(Excerpt from a dataset)
━━━━

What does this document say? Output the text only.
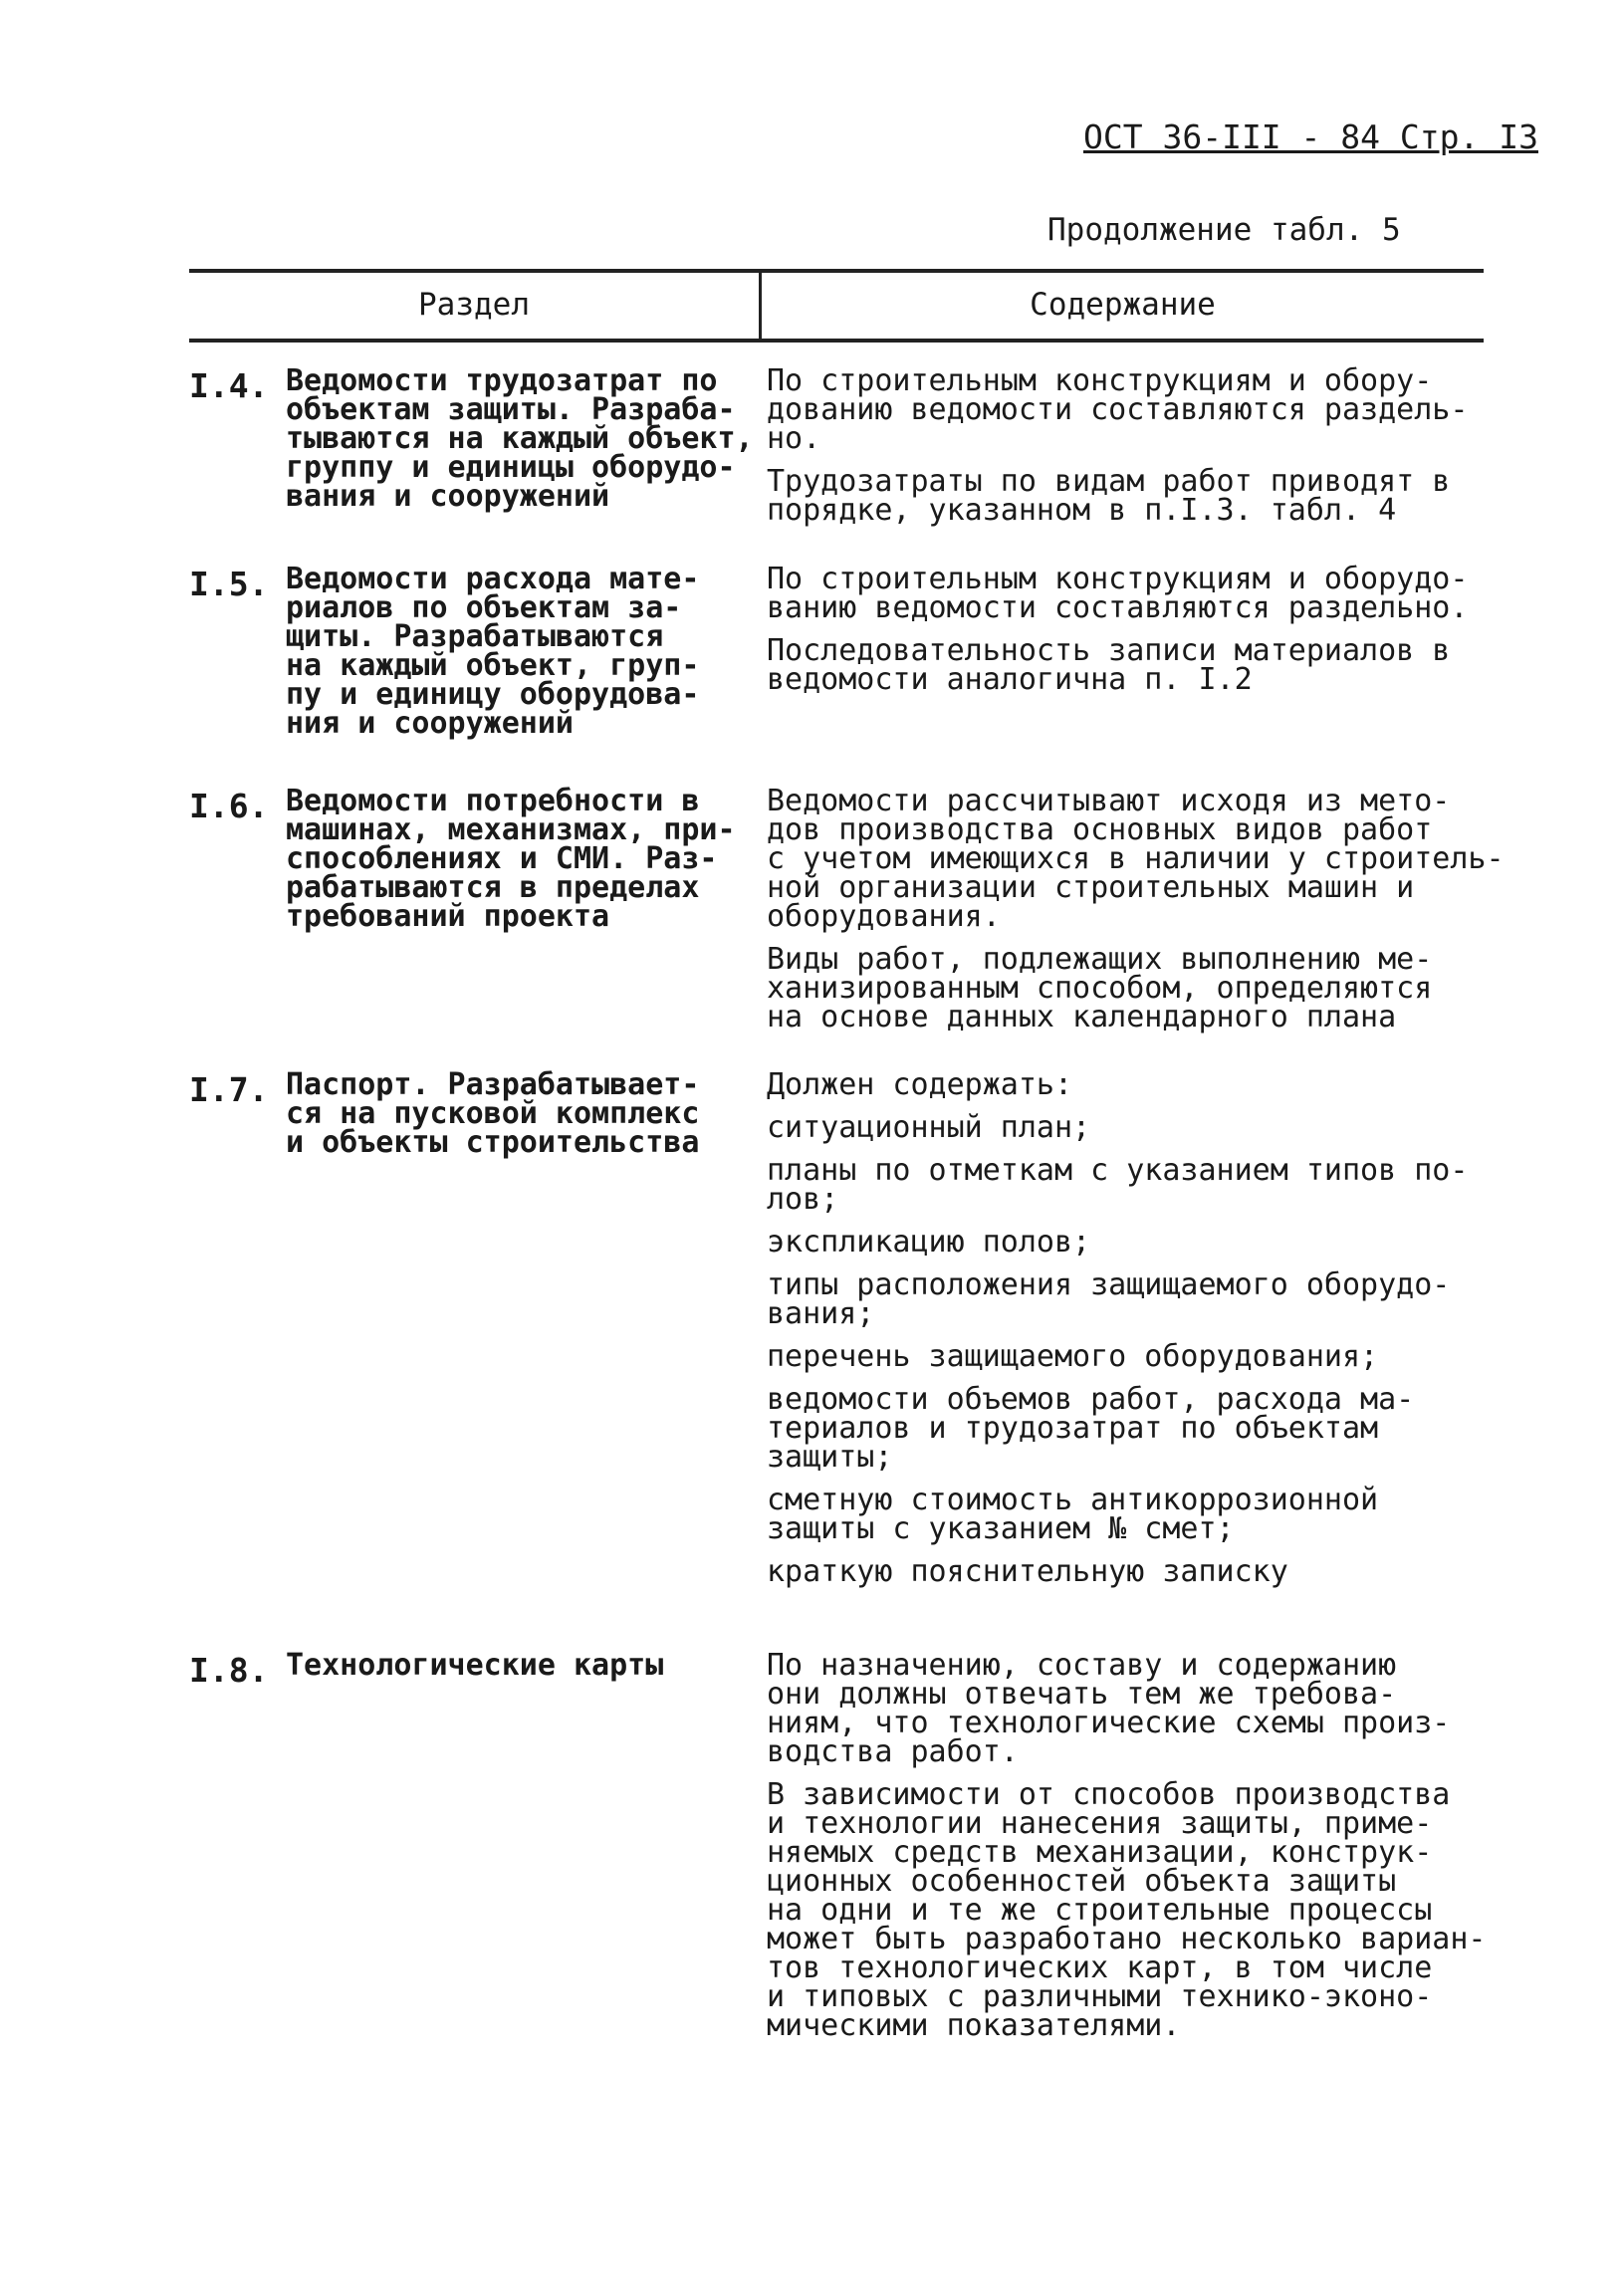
ОСТ 36-III - 84 Стр. I3
Продолжение табл. 5
Раздел	Содержание
I.4. Ведомости трудозатрат по
объектам защиты. Разраба-
тываются на каждый объект,
группу и единицы оборудо-
вания и сооружений
По строительным конструкциям и обору-
дованию ведомости составляются раздель-
но.
Трудозатраты по видам работ приводят в
порядке, указанном в п.I.3. табл. 4
I.5. Ведомости расхода мате-
риалов по объектам за-
щиты. Разрабатываются
на каждый объект, груп-
пу и единицу оборудова-
ния и сооружений
По строительным конструкциям и оборудо-
ванию ведомости составляются раздельно.
Последовательность записи материалов в
ведомости аналогична п. I.2
I.6. Ведомости потребности в
машинах, механизмах, при-
способлениях и СМИ. Раз-
рабатываются в пределах
требований проекта
Ведомости рассчитывают исходя из мето-
дов производства основных видов работ
с учетом имеющихся в наличии у строитель-
ной организации строительных машин и
оборудования.
Виды работ, подлежащих выполнению ме-
ханизированным способом, определяются
на основе данных календарного плана
I.7. Паспорт. Разрабатывает-
ся на пусковой комплекс
и объекты строительства
Должен содержать:
ситуационный план;
планы по отметкам с указанием типов по-
лов;
экспликацию полов;
типы расположения защищаемого оборудо-
вания;
перечень защищаемого оборудования;
ведомости объемов работ, расхода ма-
териалов и трудозатрат по объектам
защиты;
сметную стоимость антикоррозионной
защиты с указанием № смет;
краткую пояснительную записку
I.8. Технологические карты	По назначению, составу и содержанию
они должны отвечать тем же требова-
ниям, что технологические схемы произ-
водства работ.
В зависимости от способов производства
и технологии нанесения защиты, приме-
няемых средств механизации, конструк-
ционных особенностей объекта защиты
на одни и те же строительные процессы
может быть разработано несколько вариан-
тов технологических карт, в том числе
и типовых с различными технико-эконо-
мическими показателями.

━━━━

-- WHAT THE EXERCISE ASKS --
Copy everything in the records above except the pictures, exactly as written.

-- RESULT OF THIS EXERCISE --
What does this document say? Output the text only.
ОСТ 36-III - 84 Стр. I3
Продолжение табл. 5
Раздел	Содержание
I.4. Ведомости трудозатрат по
объектам защиты. Разраба-
тываются на каждый объект,
группу и единицы оборудо-
вания и сооружений
По строительным конструкциям и обору-
дованию ведомости составляются раздель-
но.
Трудозатраты по видам работ приводят в
порядке, указанном в п.I.3. табл. 4
I.5. Ведомости расхода мате-
риалов по объектам за-
щиты. Разрабатываются
на каждый объект, груп-
пу и единицу оборудова-
ния и сооружений
По строительным конструкциям и оборудо-
ванию ведомости составляются раздельно.
Последовательность записи материалов в
ведомости аналогична п. I.2
I.6. Ведомости потребности в
машинах, механизмах, при-
способлениях и СМИ. Раз-
рабатываются в пределах
требований проекта
Ведомости рассчитывают исходя из мето-
дов производства основных видов работ
с учетом имеющихся в наличии у строитель-
ной организации строительных машин и
оборудования.
Виды работ, подлежащих выполнению ме-
ханизированным способом, определяются
на основе данных календарного плана
I.7. Паспорт. Разрабатывает-
ся на пусковой комплекс
и объекты строительства
Должен содержать:
ситуационный план;
планы по отметкам с указанием типов по-
лов;
экспликацию полов;
типы расположения защищаемого оборудо-
вания;
перечень защищаемого оборудования;
ведомости объемов работ, расхода ма-
териалов и трудозатрат по объектам
защиты;
сметную стоимость антикоррозионной
защиты с указанием № смет;
краткую пояснительную записку
I.8. Технологические карты	По назначению, составу и содержанию
они должны отвечать тем же требова-
ниям, что технологические схемы произ-
водства работ.
В зависимости от способов производства
и технологии нанесения защиты, приме-
няемых средств механизации, конструк-
ционных особенностей объекта защиты
на одни и те же строительные процессы
может быть разработано несколько вариан-
тов технологических карт, в том числе
и типовых с различными технико-эконо-
мическими показателями.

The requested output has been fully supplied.